***** SUPPLIED INFORMATION

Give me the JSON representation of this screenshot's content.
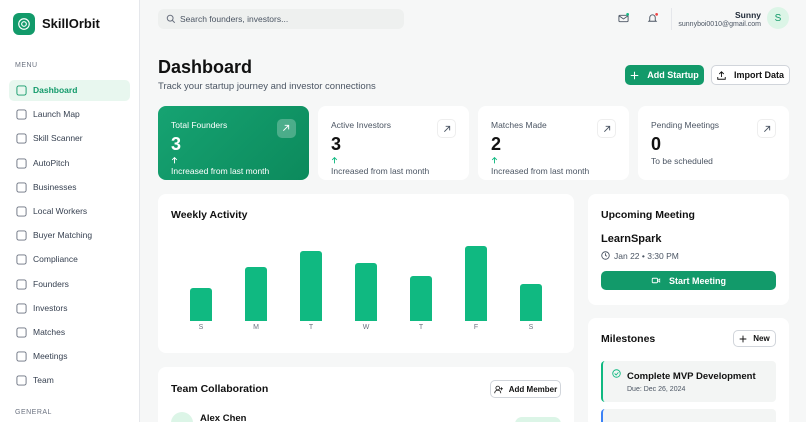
{
  "brand": "SkillOrbit",
  "search_placeholder": "Search founders, investors...",
  "user": {
    "name": "Sunny",
    "email": "sunnyboi0010@gmail.com",
    "initial": "S"
  },
  "sidebar": {
    "menu_label": "MENU",
    "items": [
      "Dashboard",
      "Launch Map",
      "Skill Scanner",
      "AutoPitch",
      "Businesses",
      "Local Workers",
      "Buyer Matching",
      "Compliance",
      "Founders",
      "Investors",
      "Matches",
      "Meetings",
      "Team"
    ],
    "general_label": "GENERAL"
  },
  "header": {
    "title": "Dashboard",
    "subtitle": "Track your startup journey and investor connections",
    "primary_button": "Add Startup",
    "secondary_button": "Import Data"
  },
  "stats": [
    {
      "label": "Total Founders",
      "value": 3,
      "note": "Increased from last month"
    },
    {
      "label": "Active Investors",
      "value": 3,
      "note": "Increased from last month"
    },
    {
      "label": "Matches Made",
      "value": 2,
      "note": "Increased from last month"
    },
    {
      "label": "Pending Meetings",
      "value": 0,
      "note": "To be scheduled"
    }
  ],
  "chart_data": {
    "type": "bar",
    "title": "Weekly Activity",
    "categories": [
      "S",
      "M",
      "T",
      "W",
      "T",
      "F",
      "S"
    ],
    "values": [
      33,
      54,
      70,
      58,
      45,
      75,
      37
    ],
    "color": "#10b981"
  },
  "upcoming_meeting": {
    "title": "Upcoming Meeting",
    "name": "LearnSpark",
    "time": "Jan 22 • 3:30 PM",
    "button": "Start Meeting"
  },
  "milestones": {
    "title": "Milestones",
    "button": "New",
    "items": [
      {
        "title": "Complete MVP Development",
        "due": "Due: Dec 26, 2024"
      }
    ]
  },
  "team": {
    "title": "Team Collaboration",
    "button": "Add Member",
    "members": [
      "Alex Chen"
    ]
  }
}
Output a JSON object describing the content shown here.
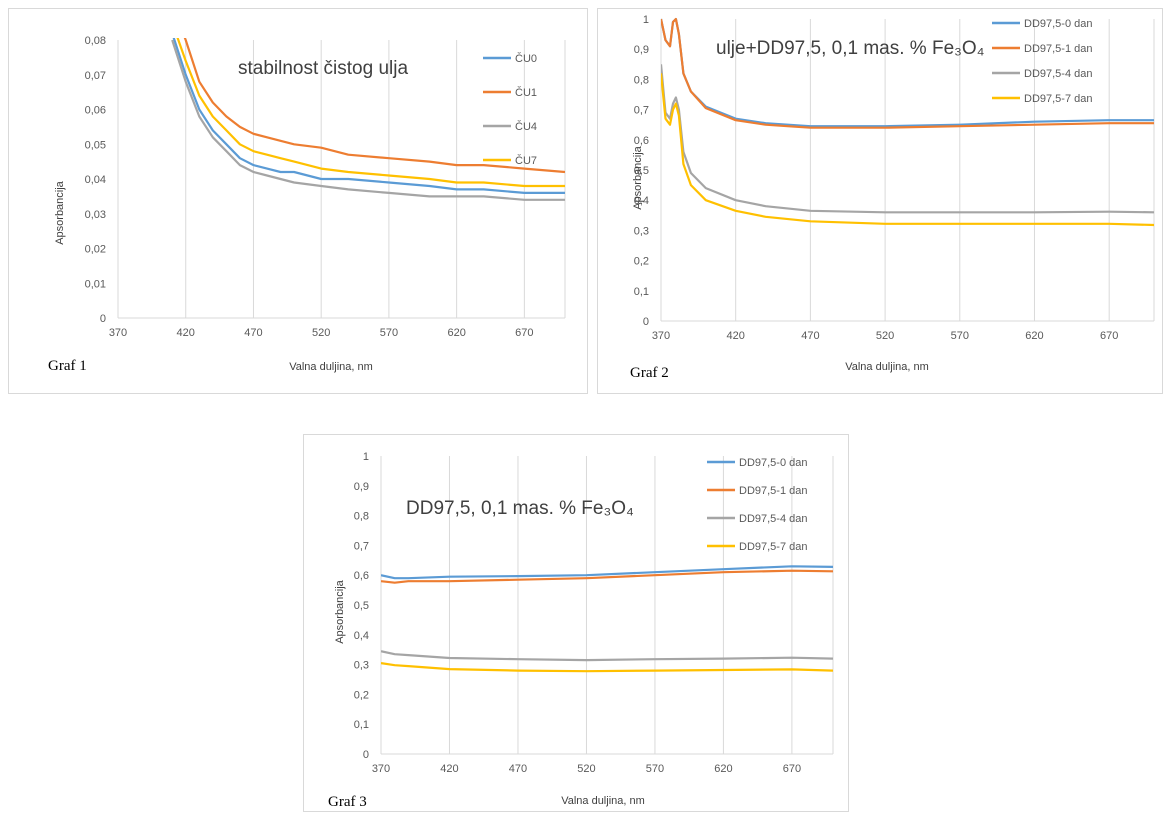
{
  "colors": {
    "blue": "#5b9bd5",
    "orange": "#ed7d31",
    "gray": "#a5a5a5",
    "yellow": "#ffc000",
    "grid": "#d9d9d9",
    "text": "#595959"
  },
  "chart_data": [
    {
      "type": "line",
      "title": "",
      "annotation": "stabilnost čistog ulja",
      "caption": "Graf 1",
      "xlabel": "Valna duljina, nm",
      "ylabel": "Apsorbancija",
      "xlim": [
        370,
        700
      ],
      "ylim": [
        0,
        0.08
      ],
      "xticks": [
        370,
        420,
        470,
        520,
        570,
        620,
        670
      ],
      "xtick_labels": [
        "370",
        "420",
        "470",
        "520",
        "570",
        "620",
        "670"
      ],
      "yticks": [
        0,
        0.01,
        0.02,
        0.03,
        0.04,
        0.05,
        0.06,
        0.07,
        0.08
      ],
      "ytick_labels": [
        "0",
        "0,01",
        "0,02",
        "0,03",
        "0,04",
        "0,05",
        "0,06",
        "0,07",
        "0,08"
      ],
      "grid": "vertical",
      "legend_position": "right",
      "x": [
        410,
        420,
        430,
        440,
        450,
        460,
        470,
        480,
        490,
        500,
        520,
        540,
        570,
        600,
        620,
        640,
        670,
        700
      ],
      "series": [
        {
          "name": "ČU0",
          "color": "#5b9bd5",
          "values": [
            0.082,
            0.07,
            0.06,
            0.054,
            0.05,
            0.046,
            0.044,
            0.043,
            0.042,
            0.042,
            0.04,
            0.04,
            0.039,
            0.038,
            0.037,
            0.037,
            0.036,
            0.036
          ]
        },
        {
          "name": "ČU1",
          "color": "#ed7d31",
          "values": [
            0.09,
            0.08,
            0.068,
            0.062,
            0.058,
            0.055,
            0.053,
            0.052,
            0.051,
            0.05,
            0.049,
            0.047,
            0.046,
            0.045,
            0.044,
            0.044,
            0.043,
            0.042
          ]
        },
        {
          "name": "ČU4",
          "color": "#a5a5a5",
          "values": [
            0.08,
            0.068,
            0.058,
            0.052,
            0.048,
            0.044,
            0.042,
            0.041,
            0.04,
            0.039,
            0.038,
            0.037,
            0.036,
            0.035,
            0.035,
            0.035,
            0.034,
            0.034
          ]
        },
        {
          "name": "ČU7",
          "color": "#ffc000",
          "values": [
            0.085,
            0.074,
            0.064,
            0.058,
            0.054,
            0.05,
            0.048,
            0.047,
            0.046,
            0.045,
            0.043,
            0.042,
            0.041,
            0.04,
            0.039,
            0.039,
            0.038,
            0.038
          ]
        }
      ]
    },
    {
      "type": "line",
      "title": "",
      "annotation": "ulje+DD97,5, 0,1 mas. % Fe₃O₄",
      "caption": "Graf 2",
      "xlabel": "Valna duljina, nm",
      "ylabel": "Apsorbancija",
      "xlim": [
        370,
        700
      ],
      "ylim": [
        0,
        1
      ],
      "xticks": [
        370,
        420,
        470,
        520,
        570,
        620,
        670
      ],
      "xtick_labels": [
        "370",
        "420",
        "470",
        "520",
        "570",
        "620",
        "670"
      ],
      "yticks": [
        0,
        0.1,
        0.2,
        0.3,
        0.4,
        0.5,
        0.6,
        0.7,
        0.8,
        0.9,
        1
      ],
      "ytick_labels": [
        "0",
        "0,1",
        "0,2",
        "0,3",
        "0,4",
        "0,5",
        "0,6",
        "0,7",
        "0,8",
        "0,9",
        "1"
      ],
      "grid": "vertical",
      "legend_position": "top-right",
      "x": [
        370,
        373,
        376,
        378,
        380,
        382,
        385,
        390,
        400,
        420,
        440,
        470,
        520,
        570,
        620,
        670,
        700
      ],
      "series": [
        {
          "name": "DD97,5-0 dan",
          "color": "#5b9bd5",
          "values": [
            1.0,
            0.93,
            0.91,
            0.99,
            1.0,
            0.95,
            0.82,
            0.76,
            0.71,
            0.67,
            0.655,
            0.645,
            0.645,
            0.65,
            0.66,
            0.665,
            0.665
          ]
        },
        {
          "name": "DD97,5-1 dan",
          "color": "#ed7d31",
          "values": [
            1.0,
            0.93,
            0.91,
            0.99,
            1.0,
            0.95,
            0.82,
            0.76,
            0.705,
            0.665,
            0.65,
            0.64,
            0.64,
            0.645,
            0.65,
            0.655,
            0.655
          ]
        },
        {
          "name": "DD97,5-4 dan",
          "color": "#a5a5a5",
          "values": [
            0.85,
            0.69,
            0.67,
            0.72,
            0.74,
            0.7,
            0.56,
            0.49,
            0.44,
            0.4,
            0.38,
            0.365,
            0.36,
            0.36,
            0.36,
            0.362,
            0.36
          ]
        },
        {
          "name": "DD97,5-7 dan",
          "color": "#ffc000",
          "values": [
            0.82,
            0.67,
            0.65,
            0.7,
            0.72,
            0.68,
            0.52,
            0.45,
            0.4,
            0.365,
            0.345,
            0.33,
            0.322,
            0.322,
            0.322,
            0.322,
            0.318
          ]
        }
      ]
    },
    {
      "type": "line",
      "title": "",
      "annotation": "DD97,5, 0,1 mas. % Fe₃O₄",
      "caption": "Graf 3",
      "xlabel": "Valna duljina, nm",
      "ylabel": "Apsorbancija",
      "xlim": [
        370,
        700
      ],
      "ylim": [
        0,
        1
      ],
      "xticks": [
        370,
        420,
        470,
        520,
        570,
        620,
        670
      ],
      "xtick_labels": [
        "370",
        "420",
        "470",
        "520",
        "570",
        "620",
        "670"
      ],
      "yticks": [
        0,
        0.1,
        0.2,
        0.3,
        0.4,
        0.5,
        0.6,
        0.7,
        0.8,
        0.9,
        1
      ],
      "ytick_labels": [
        "0",
        "0,1",
        "0,2",
        "0,3",
        "0,4",
        "0,5",
        "0,6",
        "0,7",
        "0,8",
        "0,9",
        "1"
      ],
      "grid": "vertical",
      "legend_position": "top-right",
      "x": [
        370,
        380,
        390,
        420,
        470,
        520,
        570,
        620,
        670,
        700
      ],
      "series": [
        {
          "name": "DD97,5-0 dan",
          "color": "#5b9bd5",
          "values": [
            0.6,
            0.59,
            0.59,
            0.595,
            0.597,
            0.6,
            0.61,
            0.62,
            0.63,
            0.628
          ]
        },
        {
          "name": "DD97,5-1 dan",
          "color": "#ed7d31",
          "values": [
            0.58,
            0.575,
            0.58,
            0.58,
            0.585,
            0.59,
            0.6,
            0.61,
            0.615,
            0.613
          ]
        },
        {
          "name": "DD97,5-4 dan",
          "color": "#a5a5a5",
          "values": [
            0.345,
            0.335,
            0.332,
            0.322,
            0.318,
            0.315,
            0.318,
            0.32,
            0.323,
            0.32
          ]
        },
        {
          "name": "DD97,5-7 dan",
          "color": "#ffc000",
          "values": [
            0.305,
            0.298,
            0.295,
            0.285,
            0.28,
            0.278,
            0.28,
            0.282,
            0.284,
            0.28
          ]
        }
      ]
    }
  ]
}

**********

(WHAT IS ASKED)
List each line of the records that holds the string "Fe₃O₄".

(PROBLEM SOLUTION)
      "annotation": "ulje+DD97,5, 0,1 mas. % Fe₃O₄",
      "annotation": "DD97,5, 0,1 mas. % Fe₃O₄",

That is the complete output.